DESCRIPTION OF THE TASK ▸ Find every line with the word "marker". Copy those lines.

MATERIAL SUPPLIED ▸
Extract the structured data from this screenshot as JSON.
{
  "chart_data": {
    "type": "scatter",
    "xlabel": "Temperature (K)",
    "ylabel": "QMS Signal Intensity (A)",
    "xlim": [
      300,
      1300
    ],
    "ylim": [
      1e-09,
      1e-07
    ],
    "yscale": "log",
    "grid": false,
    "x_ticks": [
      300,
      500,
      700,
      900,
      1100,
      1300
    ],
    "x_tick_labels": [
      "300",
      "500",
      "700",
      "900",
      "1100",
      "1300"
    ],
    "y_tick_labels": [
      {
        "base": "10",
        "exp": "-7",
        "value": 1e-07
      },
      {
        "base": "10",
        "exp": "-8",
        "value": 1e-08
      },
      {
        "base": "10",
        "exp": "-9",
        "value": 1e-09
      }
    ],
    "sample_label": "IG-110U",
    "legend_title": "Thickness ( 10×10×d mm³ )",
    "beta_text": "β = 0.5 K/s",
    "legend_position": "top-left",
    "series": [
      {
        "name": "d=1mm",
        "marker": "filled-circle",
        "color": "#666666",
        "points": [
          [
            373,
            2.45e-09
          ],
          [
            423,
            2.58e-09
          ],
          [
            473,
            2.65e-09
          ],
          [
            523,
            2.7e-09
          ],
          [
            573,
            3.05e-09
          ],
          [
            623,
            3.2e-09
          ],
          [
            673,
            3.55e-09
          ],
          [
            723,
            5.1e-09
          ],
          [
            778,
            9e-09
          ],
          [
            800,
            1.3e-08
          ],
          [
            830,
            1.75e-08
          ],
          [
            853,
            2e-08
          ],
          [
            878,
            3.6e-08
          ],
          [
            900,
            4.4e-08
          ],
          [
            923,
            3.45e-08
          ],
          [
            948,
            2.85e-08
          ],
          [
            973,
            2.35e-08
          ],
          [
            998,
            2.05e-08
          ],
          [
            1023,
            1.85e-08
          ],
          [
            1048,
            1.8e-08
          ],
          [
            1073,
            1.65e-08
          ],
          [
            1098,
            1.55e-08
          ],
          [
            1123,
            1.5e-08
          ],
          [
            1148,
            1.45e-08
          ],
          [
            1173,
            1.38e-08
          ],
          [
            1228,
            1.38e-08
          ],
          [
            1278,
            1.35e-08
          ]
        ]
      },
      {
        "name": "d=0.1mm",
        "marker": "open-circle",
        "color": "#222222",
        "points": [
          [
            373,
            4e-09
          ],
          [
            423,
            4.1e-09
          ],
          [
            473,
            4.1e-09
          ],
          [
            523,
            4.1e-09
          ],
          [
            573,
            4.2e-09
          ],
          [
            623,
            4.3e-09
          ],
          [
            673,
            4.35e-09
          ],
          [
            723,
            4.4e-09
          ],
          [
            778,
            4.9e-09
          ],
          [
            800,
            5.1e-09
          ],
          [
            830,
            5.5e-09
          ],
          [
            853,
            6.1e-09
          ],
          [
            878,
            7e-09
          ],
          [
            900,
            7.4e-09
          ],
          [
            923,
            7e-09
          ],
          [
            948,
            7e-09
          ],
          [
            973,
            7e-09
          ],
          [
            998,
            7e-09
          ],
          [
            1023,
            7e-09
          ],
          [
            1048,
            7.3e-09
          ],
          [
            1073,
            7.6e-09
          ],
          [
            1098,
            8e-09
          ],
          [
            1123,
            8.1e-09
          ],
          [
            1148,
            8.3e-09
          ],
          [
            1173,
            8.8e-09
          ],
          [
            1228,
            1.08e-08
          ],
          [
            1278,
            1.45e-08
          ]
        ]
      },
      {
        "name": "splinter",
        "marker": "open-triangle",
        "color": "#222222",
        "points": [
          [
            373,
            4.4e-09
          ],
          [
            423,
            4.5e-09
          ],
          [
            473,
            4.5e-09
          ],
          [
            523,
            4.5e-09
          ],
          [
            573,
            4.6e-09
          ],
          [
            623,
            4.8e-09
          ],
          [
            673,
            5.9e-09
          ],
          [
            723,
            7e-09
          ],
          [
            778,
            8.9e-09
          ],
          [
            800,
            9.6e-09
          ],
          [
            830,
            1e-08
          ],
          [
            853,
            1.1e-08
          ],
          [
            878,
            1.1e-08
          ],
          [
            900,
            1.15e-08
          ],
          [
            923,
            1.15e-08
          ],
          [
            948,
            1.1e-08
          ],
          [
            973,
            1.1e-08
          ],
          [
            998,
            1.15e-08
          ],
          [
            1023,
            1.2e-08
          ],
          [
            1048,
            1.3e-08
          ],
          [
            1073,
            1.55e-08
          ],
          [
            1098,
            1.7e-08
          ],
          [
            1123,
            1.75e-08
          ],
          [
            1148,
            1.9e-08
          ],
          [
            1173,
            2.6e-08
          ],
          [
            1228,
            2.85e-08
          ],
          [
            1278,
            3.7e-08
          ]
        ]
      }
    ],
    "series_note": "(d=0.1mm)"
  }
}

* * *

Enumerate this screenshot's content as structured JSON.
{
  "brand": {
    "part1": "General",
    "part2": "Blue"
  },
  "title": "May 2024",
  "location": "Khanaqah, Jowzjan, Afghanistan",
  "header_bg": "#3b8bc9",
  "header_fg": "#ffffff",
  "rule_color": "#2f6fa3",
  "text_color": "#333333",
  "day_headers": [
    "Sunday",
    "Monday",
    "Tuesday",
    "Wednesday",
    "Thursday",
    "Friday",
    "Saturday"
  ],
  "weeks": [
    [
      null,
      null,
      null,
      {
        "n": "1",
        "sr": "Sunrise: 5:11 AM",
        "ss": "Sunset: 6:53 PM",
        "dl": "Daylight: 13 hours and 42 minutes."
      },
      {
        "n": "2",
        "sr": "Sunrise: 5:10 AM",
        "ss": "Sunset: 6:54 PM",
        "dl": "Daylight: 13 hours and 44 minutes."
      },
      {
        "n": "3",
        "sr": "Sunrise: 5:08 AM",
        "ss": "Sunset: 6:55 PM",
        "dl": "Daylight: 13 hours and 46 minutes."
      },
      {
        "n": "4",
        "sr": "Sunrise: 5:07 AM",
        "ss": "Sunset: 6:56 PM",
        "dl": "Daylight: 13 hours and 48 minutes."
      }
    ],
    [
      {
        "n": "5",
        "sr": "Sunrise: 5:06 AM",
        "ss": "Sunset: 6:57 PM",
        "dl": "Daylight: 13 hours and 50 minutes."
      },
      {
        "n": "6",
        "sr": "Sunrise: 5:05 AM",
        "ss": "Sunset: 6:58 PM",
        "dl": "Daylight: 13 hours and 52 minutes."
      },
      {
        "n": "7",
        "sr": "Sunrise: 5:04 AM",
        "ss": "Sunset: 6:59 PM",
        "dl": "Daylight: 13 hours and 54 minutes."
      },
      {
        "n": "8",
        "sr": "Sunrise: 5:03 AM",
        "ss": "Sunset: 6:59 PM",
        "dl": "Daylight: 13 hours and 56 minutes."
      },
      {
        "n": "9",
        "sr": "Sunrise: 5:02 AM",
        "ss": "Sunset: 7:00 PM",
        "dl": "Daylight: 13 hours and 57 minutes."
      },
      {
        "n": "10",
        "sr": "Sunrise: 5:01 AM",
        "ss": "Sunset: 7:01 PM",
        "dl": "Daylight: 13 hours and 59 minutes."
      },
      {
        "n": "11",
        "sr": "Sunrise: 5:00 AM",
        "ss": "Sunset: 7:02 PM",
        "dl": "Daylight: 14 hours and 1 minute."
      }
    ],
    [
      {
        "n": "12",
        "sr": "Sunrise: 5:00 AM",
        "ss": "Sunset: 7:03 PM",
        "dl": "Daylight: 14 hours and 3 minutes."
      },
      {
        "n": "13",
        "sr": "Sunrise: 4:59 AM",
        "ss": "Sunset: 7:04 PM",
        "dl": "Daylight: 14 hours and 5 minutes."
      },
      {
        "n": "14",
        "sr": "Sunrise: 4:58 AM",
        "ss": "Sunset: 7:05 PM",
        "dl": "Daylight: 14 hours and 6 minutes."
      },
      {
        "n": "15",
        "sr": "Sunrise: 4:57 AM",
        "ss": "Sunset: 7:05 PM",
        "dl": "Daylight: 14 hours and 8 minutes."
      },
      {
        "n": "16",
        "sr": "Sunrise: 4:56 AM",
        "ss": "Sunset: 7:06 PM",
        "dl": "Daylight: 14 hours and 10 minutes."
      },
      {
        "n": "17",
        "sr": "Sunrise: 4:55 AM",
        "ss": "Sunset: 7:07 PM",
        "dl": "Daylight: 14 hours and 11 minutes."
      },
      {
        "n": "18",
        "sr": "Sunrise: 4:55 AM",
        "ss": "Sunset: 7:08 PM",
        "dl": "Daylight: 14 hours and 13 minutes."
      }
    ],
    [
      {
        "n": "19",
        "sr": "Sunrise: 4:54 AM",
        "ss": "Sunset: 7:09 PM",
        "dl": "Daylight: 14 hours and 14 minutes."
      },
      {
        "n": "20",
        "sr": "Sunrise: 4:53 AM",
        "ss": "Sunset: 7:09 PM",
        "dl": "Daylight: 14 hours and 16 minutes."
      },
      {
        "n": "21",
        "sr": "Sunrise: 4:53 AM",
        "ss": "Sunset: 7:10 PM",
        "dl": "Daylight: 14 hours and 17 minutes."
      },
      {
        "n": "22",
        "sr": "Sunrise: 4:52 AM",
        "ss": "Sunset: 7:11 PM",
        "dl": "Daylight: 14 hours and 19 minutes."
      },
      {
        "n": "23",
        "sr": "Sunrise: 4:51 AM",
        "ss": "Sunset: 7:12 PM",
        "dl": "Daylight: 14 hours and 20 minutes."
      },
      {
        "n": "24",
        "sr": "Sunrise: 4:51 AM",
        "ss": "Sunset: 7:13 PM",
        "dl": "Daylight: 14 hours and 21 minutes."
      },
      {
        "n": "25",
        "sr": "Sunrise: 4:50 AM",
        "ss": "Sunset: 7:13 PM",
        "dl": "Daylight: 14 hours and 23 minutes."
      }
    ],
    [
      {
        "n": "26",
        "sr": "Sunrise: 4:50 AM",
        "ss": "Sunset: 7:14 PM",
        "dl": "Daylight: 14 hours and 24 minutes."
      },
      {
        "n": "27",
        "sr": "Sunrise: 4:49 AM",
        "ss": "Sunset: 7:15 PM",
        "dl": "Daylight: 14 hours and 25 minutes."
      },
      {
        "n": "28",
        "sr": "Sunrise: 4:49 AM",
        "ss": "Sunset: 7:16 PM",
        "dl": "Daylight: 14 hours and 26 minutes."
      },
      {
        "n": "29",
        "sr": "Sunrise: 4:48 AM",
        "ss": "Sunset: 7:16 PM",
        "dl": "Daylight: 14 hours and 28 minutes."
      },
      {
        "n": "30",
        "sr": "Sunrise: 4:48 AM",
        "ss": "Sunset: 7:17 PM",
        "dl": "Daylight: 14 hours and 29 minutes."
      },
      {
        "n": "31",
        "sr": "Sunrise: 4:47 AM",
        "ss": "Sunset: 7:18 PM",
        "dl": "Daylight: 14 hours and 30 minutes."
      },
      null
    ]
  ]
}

THE SOLUTION ▸
        "marker": "filled-circle",
        "marker": "open-circle",
        "marker": "open-triangle",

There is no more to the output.